Objective: Switch "parlor" to "kitchen" wherever it occurs in the records below. Reproduce every record with all else unchanged.

# Start of Rows

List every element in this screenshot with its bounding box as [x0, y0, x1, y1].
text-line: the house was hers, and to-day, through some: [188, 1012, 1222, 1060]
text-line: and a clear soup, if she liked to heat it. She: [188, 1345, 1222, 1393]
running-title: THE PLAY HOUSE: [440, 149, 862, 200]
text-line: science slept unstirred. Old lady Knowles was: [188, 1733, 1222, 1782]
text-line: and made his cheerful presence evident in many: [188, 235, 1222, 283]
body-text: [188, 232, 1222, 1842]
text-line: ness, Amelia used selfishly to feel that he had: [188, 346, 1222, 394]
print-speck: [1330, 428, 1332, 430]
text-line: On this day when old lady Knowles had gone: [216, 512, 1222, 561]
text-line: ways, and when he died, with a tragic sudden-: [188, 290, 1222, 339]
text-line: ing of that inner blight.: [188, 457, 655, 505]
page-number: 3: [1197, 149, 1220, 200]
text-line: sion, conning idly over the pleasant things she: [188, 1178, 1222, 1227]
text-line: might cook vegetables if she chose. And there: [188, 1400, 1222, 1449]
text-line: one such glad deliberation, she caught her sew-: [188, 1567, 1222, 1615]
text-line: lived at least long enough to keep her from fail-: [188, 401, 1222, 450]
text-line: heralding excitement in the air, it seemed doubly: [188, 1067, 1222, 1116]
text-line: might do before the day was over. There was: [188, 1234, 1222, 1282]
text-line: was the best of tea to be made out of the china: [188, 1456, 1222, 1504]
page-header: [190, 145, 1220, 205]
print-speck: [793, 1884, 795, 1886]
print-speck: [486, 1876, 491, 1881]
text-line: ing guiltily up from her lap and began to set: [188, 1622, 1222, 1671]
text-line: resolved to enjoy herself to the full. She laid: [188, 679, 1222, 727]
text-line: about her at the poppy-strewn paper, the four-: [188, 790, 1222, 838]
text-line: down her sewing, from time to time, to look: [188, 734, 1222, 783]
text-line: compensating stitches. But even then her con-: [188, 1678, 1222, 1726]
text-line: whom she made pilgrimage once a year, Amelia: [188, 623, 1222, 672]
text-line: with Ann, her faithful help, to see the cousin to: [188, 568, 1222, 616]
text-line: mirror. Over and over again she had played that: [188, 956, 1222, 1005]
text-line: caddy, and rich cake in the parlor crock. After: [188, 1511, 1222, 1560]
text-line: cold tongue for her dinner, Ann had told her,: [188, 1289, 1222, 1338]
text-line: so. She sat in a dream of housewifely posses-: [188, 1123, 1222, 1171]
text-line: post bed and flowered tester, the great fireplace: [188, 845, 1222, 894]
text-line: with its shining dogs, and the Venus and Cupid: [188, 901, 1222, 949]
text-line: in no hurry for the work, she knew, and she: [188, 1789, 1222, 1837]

# End of Rows

Response to the task:
List every element in this screenshot with its bounding box as [x0, y0, x1, y1].
text-line: the house was hers, and to-day, through some: [188, 1012, 1222, 1060]
text-line: and a clear soup, if she liked to heat it. She: [188, 1345, 1222, 1393]
running-title: THE PLAY HOUSE: [440, 149, 862, 200]
text-line: science slept unstirred. Old lady Knowles was: [188, 1733, 1222, 1782]
text-line: and made his cheerful presence evident in many: [188, 235, 1222, 283]
body-text: [188, 232, 1222, 1842]
text-line: ness, Amelia used selfishly to feel that he had: [188, 346, 1222, 394]
print-speck: [1330, 428, 1332, 430]
text-line: On this day when old lady Knowles had gone: [216, 512, 1222, 561]
text-line: ways, and when he died, with a tragic sudden-: [188, 290, 1222, 339]
text-line: ing of that inner blight.: [188, 457, 655, 505]
page-number: 3: [1197, 149, 1220, 200]
text-line: sion, conning idly over the pleasant things she: [188, 1178, 1222, 1227]
text-line: might cook vegetables if she chose. And there: [188, 1400, 1222, 1449]
text-line: one such glad deliberation, she caught her sew-: [188, 1567, 1222, 1615]
text-line: lived at least long enough to keep her from fail-: [188, 401, 1222, 450]
text-line: heralding excitement in the air, it seemed doubly: [188, 1067, 1222, 1116]
text-line: might do before the day was over. There was: [188, 1234, 1222, 1282]
text-line: was the best of tea to be made out of the china: [188, 1456, 1222, 1504]
page-header: [190, 145, 1220, 205]
print-speck: [793, 1884, 795, 1886]
print-speck: [486, 1876, 491, 1881]
text-line: ing guiltily up from her lap and began to set: [188, 1622, 1222, 1671]
text-line: resolved to enjoy herself to the full. She laid: [188, 679, 1222, 727]
text-line: about her at the poppy-strewn paper, the four-: [188, 790, 1222, 838]
text-line: down her sewing, from time to time, to look: [188, 734, 1222, 783]
text-line: compensating stitches. But even then her con-: [188, 1678, 1222, 1726]
text-line: whom she made pilgrimage once a year, Amelia: [188, 623, 1222, 672]
text-line: with Ann, her faithful help, to see the cousin to: [188, 568, 1222, 616]
text-line: mirror. Over and over again she had played that: [188, 956, 1222, 1005]
text-line: caddy, and rich cake in the kitchen crock. After: [188, 1511, 1222, 1560]
text-line: cold tongue for her dinner, Ann had told her,: [188, 1289, 1222, 1338]
text-line: so. She sat in a dream of housewifely posses-: [188, 1123, 1222, 1171]
text-line: post bed and flowered tester, the great fireplace: [188, 845, 1222, 894]
text-line: with its shining dogs, and the Venus and Cupid: [188, 901, 1222, 949]
text-line: in no hurry for the work, she knew, and she: [188, 1789, 1222, 1837]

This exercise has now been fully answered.